[Start of Input data]
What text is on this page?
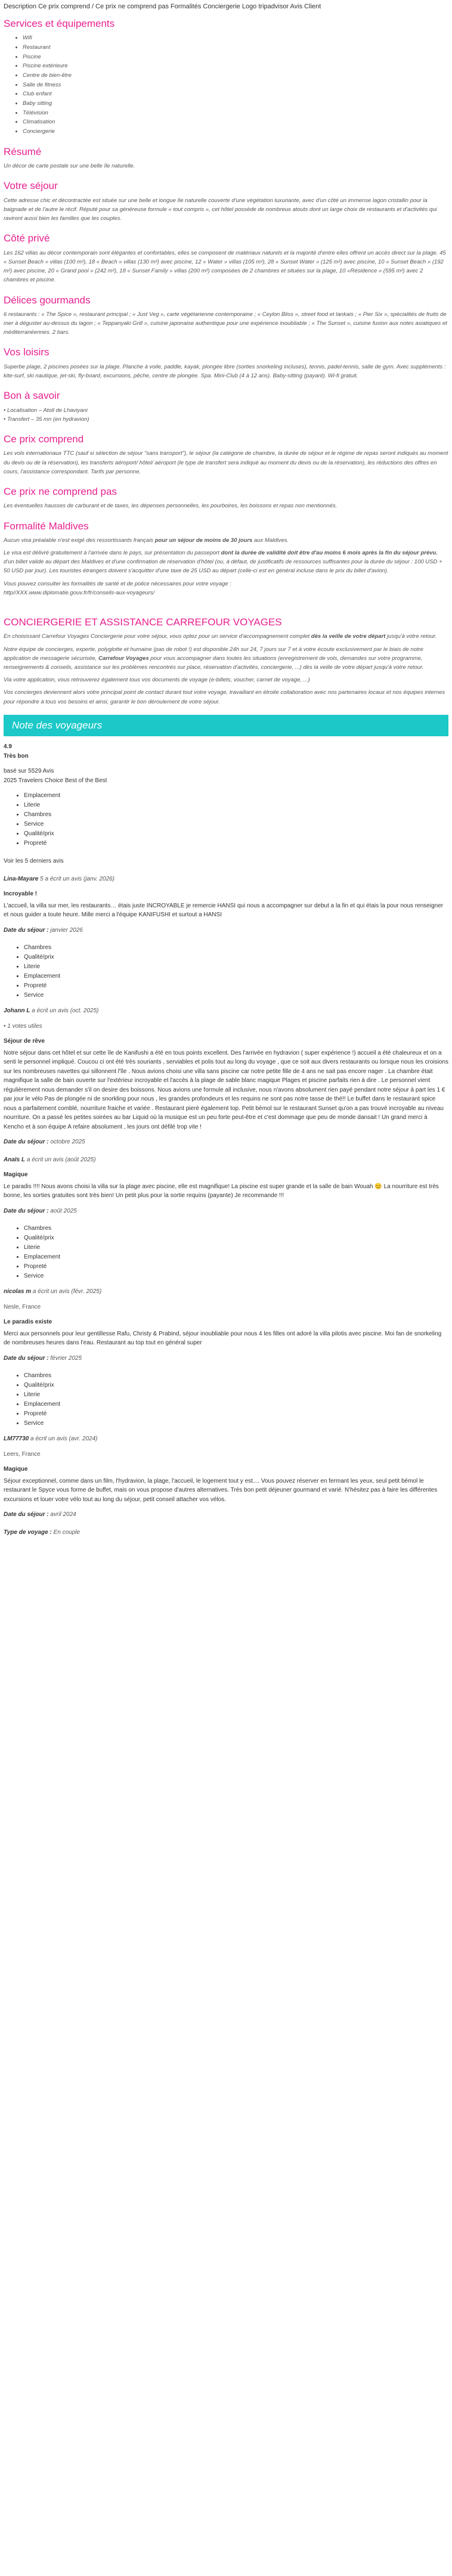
Description Ce prix comprend / Ce prix ne comprend pas Formalités Conciergerie Logo tripadvisor Avis Client

Services et équipements
• Wifi
• Restaurant
• Piscine
• Piscine extérieure
• Centre de bien-être
• Salle de fitness
• Club enfant
• Baby sitting
• Télévision
• Climatisation
• Conciergerie
Résumé

Un décor de carte postale sur une belle île naturelle.

Votre séjour

Cette adresse chic et décontractée est située sur une belle et longue île naturelle couverte d'une végétation luxuriante, avec d'un côté un immense lagon cristallin pour la baignade et de l'autre le récif. Réputé pour sa généreuse formule « tout compris », cet hôtel possède de nombreux atouts dont un large choix de restaurants et d'activités qui raviront aussi bien les familles que les couples.

Côté privé

Les 162 villas au décor contemporain sont élégantes et confortables, elles se composent de matériaux naturels et la majorité d'entre elles offrent un accès direct sur la plage. 45 « Sunset Beach » villas (100 m²), 18 « Beach » villas (130 m²) avec piscine, 12 « Water » villas (105 m²), 28 « Sunset Water » (125 m²) avec piscine, 10 « Sunset Beach » (192 m²) avec piscine, 20 « Grand pool » (242 m²), 18 « Sunset Family » villas (200 m²) composées de 2 chambres et situées sur la plage, 10 «Résidence » (595 m²) avec 2 chambres et piscine.

Délices gourmands

6 restaurants : « The Spice », restaurant principal ; « Just Veg », carte végétarienne contemporaine ; « Ceylon Bliss », street food et lankais ; « Pier Six », spécialités de fruits de mer à déguster au-dessus du lagon ; « Teppanyaki Grill », cuisine japonaise authentique pour une expérience inoubliable ; « The Sunset », cuisine fusion aux notes asiatiques et méditerranéennes. 2 bars.

Vos loisirs

Superbe plage, 2 piscines posées sur la plage. Planche à voile, paddle, kayak, plongée libre (sorties snorkeling incluses), tennis, padel-tennis, salle de gym. Avec suppléments : kite-surf, ski nautique, jet-ski, fly-board, excursions, pêche, centre de plongée. Spa. Mini-Club (4 à 12 ans). Baby-sitting (payant). Wi-fi gratuit.

Bon à savoir

• Localisation – Atoll de Lhaviyani

• Transfert – 35 mn (en hydravion)

Ce prix comprend

Les vols internationaux TTC (sauf si sélection de séjour "sans transport"), le séjour (la catégorie de chambre, la durée de séjour et le régime de repas seront indiqués au moment du devis ou de la réservation), les transferts aéroport/ hôtel/ aéroport (le type de transfert sera indiqué au moment du devis ou de la réservation), les réductions des offres en cours, l'assistance correspondant. Tarifs par personne.

Ce prix ne comprend pas

Les éventuelles hausses de carburant et de taxes, les dépenses personnelles, les pourboires, les boissons et repas non mentionnés.

Formalité Maldives

Aucun visa préalable n'est exigé des ressortissants français pour un séjour de moins de 30 jours aux Maldives.

Le visa est délivré gratuitement à l'arrivée dans le pays, sur présentation du passeport dont la durée de validité doit être d'au moins 6 mois après la fin du séjour prévu, d'un billet valide au départ des Maldives et d'une confirmation de réservation d'hôtel (ou, à défaut, de justificatifs de ressources suffisantes pour la durée du séjour : 100 USD + 50 USD par jour). Les touristes étrangers doivent s'acquitter d'une taxe de 25 USD au départ (celle-ci est en général incluse dans le prix du billet d'avion).

Vous pouvez consulter les formalités de santé et de police nécessaires pour votre voyage :
http//XXX.www.diplomatie.gouv.fr/fr/conseils-aux-voyageurs/

CONCIERGERIE ET ASSISTANCE CARREFOUR VOYAGES

En choisissant Carrefour Voyages Conciergerie pour votre séjour, vous optez pour un service d'accompagnement complet dès la veille de votre départ jusqu'à votre retour.

Notre équipe de concierges, experte, polyglotte et humaine (pas de robot !) est disponible 24h sur 24, 7 jours sur 7 et à votre écoute exclusivement par le biais de notre application de messagerie sécurisée, Carrefour Voyages pour vous accompagner dans toutes les situations (enregistrement de vols, demandes sur votre programme, renseignements & conseils, assistance sur les problèmes rencontrés sur place, réservation d'activités, conciergerie, ...) dès la veille de votre départ jusqu'à votre retour.

Via votre application, vous retrouverez également tous vos documents de voyage (e-billets, voucher, carnet de voyage, ...)

Vos concierges deviennent alors votre principal point de contact durant tout votre voyage, travaillant en étroite collaboration avec nos partenaires locaux et nos équipes internes pour répondre à tous vos besoins et ainsi, garantir le bon déroulement de votre séjour.

Note des voyageurs

4.9

Très bon

basé sur 5529 Avis

2025 Travelers Choice Best of the Best

• Emplacement
• Literie
• Chambres
• Service
• Qualité/prix
• Propreté

Voir les 5 derniers avis

Lina-Mayare 5 a écrit un avis (janv. 2026)

Incroyable !

L'accueil, la villa sur mer, les restaurants… étais juste INCROYABLE je remercie HANSI qui nous a accompagner sur debut a la fin et qui étais la pour nous renseigner et nous guider a toute heure. Mille merci a l'équipe KANIFUSHI et surtout a HANSI

Date du séjour : janvier 2026

• Chambres
• Qualité/prix
• Literie
• Emplacement
• Propreté
• Service

Johann L a écrit un avis (oct. 2025)

• 1 votes utiles

Séjour de rêve

Notre séjour dans cet hôtel et sur cette île de Kanifushi a été en tous points excellent. Des l'arrivée en hydravion ( super expérience !) accueil a été chaleureux et on a senti le personnel impliqué. Coucou ci ont été très souriants , serviables et polis tout au long du voyage , que ce soit aux divers restaurants ou lorsque nous les croisions sur les nombreuses navettes qui sillonnent l'île . Nous avions choisi une villa sans piscine car notre petite fille de 4 ans ne sait pas encore nager . La chambre était magnifique la salle de bain ouverte sur l'extérieur incroyable et l'accès à la plage de sable blanc magique Plages et piscine parfaits rien à dire . Le personnel vient régulièrement nous demander s'il on desire des boissons. Nous avions une formule all inclusive, nous n'avons absolument rien payé pendant notre séjour à part les 1 € par jour le vélo Pas de plongée ni de snorkling pour nous , les grandes profondeurs et les requins ne sont pas notre tasse de thé!! Le buffet dans le restaurant spice nous a parfaitement comblé, nourriture fraiche et variée . Restaurant pieré également top. Petit bémol sur le restaurant Sunset qu'on a pas trouvé incroyable au niveau nourriture. On a passé les petites soirées au bar Liquid où la musique est un peu forte peut-être et c'est dommage que peu de monde dansait ! Un grand merci à Kencho et à son équipe A refaire absolument , les jours ont défilé trop vite !

Date du séjour : octobre 2025

Anaïs L a écrit un avis (août 2025)

Magique

Le paradis !!!! Nous avons choisi la villa sur la plage avec piscine, elle est magnifique! La piscine est super grande et la salle de bain Wouah 😊 La nourriture est très bonne, les sorties gratuites sont très bien! Un petit plus pour la sortie requins (payante) Je recommande !!!

Date du séjour : août 2025

• Chambres
• Qualité/prix
• Literie
• Emplacement
• Propreté
• Service

nicolas m a écrit un avis (févr. 2025)

Nesle, France

Le paradis existe

Merci aux personnels pour leur gentillesse Rafu, Christy & Prabind, séjour inoubliable pour nous 4 les filles ont adoré la villa pilotis avec piscine. Moi fan de snorkeling de nombreuses heures dans l'eau. Restaurant au top tout en général super

Date du séjour : février 2025

• Chambres
• Qualité/prix
• Literie
• Emplacement
• Propreté
• Service

LM77730 a écrit un avis (avr. 2024)

Leers, France

Magique

Séjour exceptionnel, comme dans un film, l'hydravion, la plage, l'accueil, le logement tout y est.... Vous pouvez réserver en fermant les yeux, seul petit bémol le restaurant le Spyce vous forme de buffet, mais on vous propose d'autres alternatives. Très bon petit déjeuner gourmand et varié. N'hésitez pas à faire les différentes excursions et louer votre vélo tout au long du séjour, petit conseil attacher vos vélos.

Date du séjour : avril 2024

Type de voyage : En couple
[End of Input data]
- _Task prompt_
Take the listing above and print it exactly, apart from the pictures.

- _The solution_
What text is on this page?
Description Ce prix comprend / Ce prix ne comprend pas Formalités Conciergerie Logo tripadvisor Avis Client

Services et équipements
• Wifi
• Restaurant
• Piscine
• Piscine extérieure
• Centre de bien-être
• Salle de fitness
• Club enfant
• Baby sitting
• Télévision
• Climatisation
• Conciergerie
Résumé

Un décor de carte postale sur une belle île naturelle.

Votre séjour

Cette adresse chic et décontractée est située sur une belle et longue île naturelle couverte d'une végétation luxuriante, avec d'un côté un immense lagon cristallin pour la baignade et de l'autre le récif. Réputé pour sa généreuse formule « tout compris », cet hôtel possède de nombreux atouts dont un large choix de restaurants et d'activités qui raviront aussi bien les familles que les couples.

Côté privé

Les 162 villas au décor contemporain sont élégantes et confortables, elles se composent de matériaux naturels et la majorité d'entre elles offrent un accès direct sur la plage. 45 « Sunset Beach » villas (100 m²), 18 « Beach » villas (130 m²) avec piscine, 12 « Water » villas (105 m²), 28 « Sunset Water » (125 m²) avec piscine, 10 « Sunset Beach » (192 m²) avec piscine, 20 « Grand pool » (242 m²), 18 « Sunset Family » villas (200 m²) composées de 2 chambres et situées sur la plage, 10 «Résidence » (595 m²) avec 2 chambres et piscine.

Délices gourmands

6 restaurants : « The Spice », restaurant principal ; « Just Veg », carte végétarienne contemporaine ; « Ceylon Bliss », street food et lankais ; « Pier Six », spécialités de fruits de mer à déguster au-dessus du lagon ; « Teppanyaki Grill », cuisine japonaise authentique pour une expérience inoubliable ; « The Sunset », cuisine fusion aux notes asiatiques et méditerranéennes. 2 bars.

Vos loisirs

Superbe plage, 2 piscines posées sur la plage. Planche à voile, paddle, kayak, plongée libre (sorties snorkeling incluses), tennis, padel-tennis, salle de gym. Avec suppléments : kite-surf, ski nautique, jet-ski, fly-board, excursions, pêche, centre de plongée. Spa. Mini-Club (4 à 12 ans). Baby-sitting (payant). Wi-fi gratuit.

Bon à savoir

• Localisation – Atoll de Lhaviyani

• Transfert – 35 mn (en hydravion)

Ce prix comprend

Les vols internationaux TTC (sauf si sélection de séjour "sans transport"), le séjour (la catégorie de chambre, la durée de séjour et le régime de repas seront indiqués au moment du devis ou de la réservation), les transferts aéroport/ hôtel/ aéroport (le type de transfert sera indiqué au moment du devis ou de la réservation), les réductions des offres en cours, l'assistance correspondant. Tarifs par personne.

Ce prix ne comprend pas

Les éventuelles hausses de carburant et de taxes, les dépenses personnelles, les pourboires, les boissons et repas non mentionnés.

Formalité Maldives

Aucun visa préalable n'est exigé des ressortissants français pour un séjour de moins de 30 jours aux Maldives.

Le visa est délivré gratuitement à l'arrivée dans le pays, sur présentation du passeport dont la durée de validité doit être d'au moins 6 mois après la fin du séjour prévu, d'un billet valide au départ des Maldives et d'une confirmation de réservation d'hôtel (ou, à défaut, de justificatifs de ressources suffisantes pour la durée du séjour : 100 USD + 50 USD par jour). Les touristes étrangers doivent s'acquitter d'une taxe de 25 USD au départ (celle-ci est en général incluse dans le prix du billet d'avion).

Vous pouvez consulter les formalités de santé et de police nécessaires pour votre voyage :
http//XXX.www.diplomatie.gouv.fr/fr/conseils-aux-voyageurs/

CONCIERGERIE ET ASSISTANCE CARREFOUR VOYAGES

En choisissant Carrefour Voyages Conciergerie pour votre séjour, vous optez pour un service d'accompagnement complet dès la veille de votre départ jusqu'à votre retour.

Notre équipe de concierges, experte, polyglotte et humaine (pas de robot !) est disponible 24h sur 24, 7 jours sur 7 et à votre écoute exclusivement par le biais de notre application de messagerie sécurisée, Carrefour Voyages pour vous accompagner dans toutes les situations (enregistrement de vols, demandes sur votre programme, renseignements & conseils, assistance sur les problèmes rencontrés sur place, réservation d'activités, conciergerie, ...) dès la veille de votre départ jusqu'à votre retour.

Via votre application, vous retrouverez également tous vos documents de voyage (e-billets, voucher, carnet de voyage, ...)

Vos concierges deviennent alors votre principal point de contact durant tout votre voyage, travaillant en étroite collaboration avec nos partenaires locaux et nos équipes internes pour répondre à tous vos besoins et ainsi, garantir le bon déroulement de votre séjour.

Note des voyageurs

4.9

Très bon

basé sur 5529 Avis

2025 Travelers Choice Best of the Best

• Emplacement
• Literie
• Chambres
• Service
• Qualité/prix
• Propreté

Voir les 5 derniers avis

Lina-Mayare 5 a écrit un avis (janv. 2026)

Incroyable !

L'accueil, la villa sur mer, les restaurants… étais juste INCROYABLE je remercie HANSI qui nous a accompagner sur debut a la fin et qui étais la pour nous renseigner et nous guider a toute heure. Mille merci a l'équipe KANIFUSHI et surtout a HANSI

Date du séjour : janvier 2026

• Chambres
• Qualité/prix
• Literie
• Emplacement
• Propreté
• Service

Johann L a écrit un avis (oct. 2025)

• 1 votes utiles

Séjour de rêve

Notre séjour dans cet hôtel et sur cette île de Kanifushi a été en tous points excellent. Des l'arrivée en hydravion ( super expérience !) accueil a été chaleureux et on a senti le personnel impliqué. Coucou ci ont été très souriants , serviables et polis tout au long du voyage , que ce soit aux divers restaurants ou lorsque nous les croisions sur les nombreuses navettes qui sillonnent l'île . Nous avions choisi une villa sans piscine car notre petite fille de 4 ans ne sait pas encore nager . La chambre était magnifique la salle de bain ouverte sur l'extérieur incroyable et l'accès à la plage de sable blanc magique Plages et piscine parfaits rien à dire . Le personnel vient régulièrement nous demander s'il on desire des boissons. Nous avions une formule all inclusive, nous n'avons absolument rien payé pendant notre séjour à part les 1 € par jour le vélo Pas de plongée ni de snorkling pour nous , les grandes profondeurs et les requins ne sont pas notre tasse de thé!! Le buffet dans le restaurant spice nous a parfaitement comblé, nourriture fraiche et variée . Restaurant pieré également top. Petit bémol sur le restaurant Sunset qu'on a pas trouvé incroyable au niveau nourriture. On a passé les petites soirées au bar Liquid où la musique est un peu forte peut-être et c'est dommage que peu de monde dansait ! Un grand merci à Kencho et à son équipe A refaire absolument , les jours ont défilé trop vite !

Date du séjour : octobre 2025

Anaïs L a écrit un avis (août 2025)

Magique

Le paradis !!!! Nous avons choisi la villa sur la plage avec piscine, elle est magnifique! La piscine est super grande et la salle de bain Wouah 😊 La nourriture est très bonne, les sorties gratuites sont très bien! Un petit plus pour la sortie requins (payante) Je recommande !!!

Date du séjour : août 2025

• Chambres
• Qualité/prix
• Literie
• Emplacement
• Propreté
• Service

nicolas m a écrit un avis (févr. 2025)

Nesle, France

Le paradis existe

Merci aux personnels pour leur gentillesse Rafu, Christy & Prabind, séjour inoubliable pour nous 4 les filles ont adoré la villa pilotis avec piscine. Moi fan de snorkeling de nombreuses heures dans l'eau. Restaurant au top tout en général super

Date du séjour : février 2025

• Chambres
• Qualité/prix
• Literie
• Emplacement
• Propreté
• Service

LM77730 a écrit un avis (avr. 2024)

Leers, France

Magique

Séjour exceptionnel, comme dans un film, l'hydravion, la plage, l'accueil, le logement tout y est.... Vous pouvez réserver en fermant les yeux, seul petit bémol le restaurant le Spyce vous forme de buffet, mais on vous propose d'autres alternatives. Très bon petit déjeuner gourmand et varié. N'hésitez pas à faire les différentes excursions et louer votre vélo tout au long du séjour, petit conseil attacher vos vélos.

Date du séjour : avril 2024

Type de voyage : En couple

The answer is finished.